» **Stored rows**

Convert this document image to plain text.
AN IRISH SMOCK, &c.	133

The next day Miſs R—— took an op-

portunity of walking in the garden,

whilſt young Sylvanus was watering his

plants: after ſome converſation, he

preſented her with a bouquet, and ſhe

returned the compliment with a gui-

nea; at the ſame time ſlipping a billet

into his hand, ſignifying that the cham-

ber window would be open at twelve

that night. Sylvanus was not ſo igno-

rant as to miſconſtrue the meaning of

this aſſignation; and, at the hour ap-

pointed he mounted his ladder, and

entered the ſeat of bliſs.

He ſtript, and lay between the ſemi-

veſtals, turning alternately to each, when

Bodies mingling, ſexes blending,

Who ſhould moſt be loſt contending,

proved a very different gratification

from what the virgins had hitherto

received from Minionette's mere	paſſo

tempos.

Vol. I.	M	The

» **Task to complete**
Look through the material above. Copy each line where the word "with" appears.

» **Answer in full**
preſented her with a bouquet, and ſhe
returned the compliment with a gui-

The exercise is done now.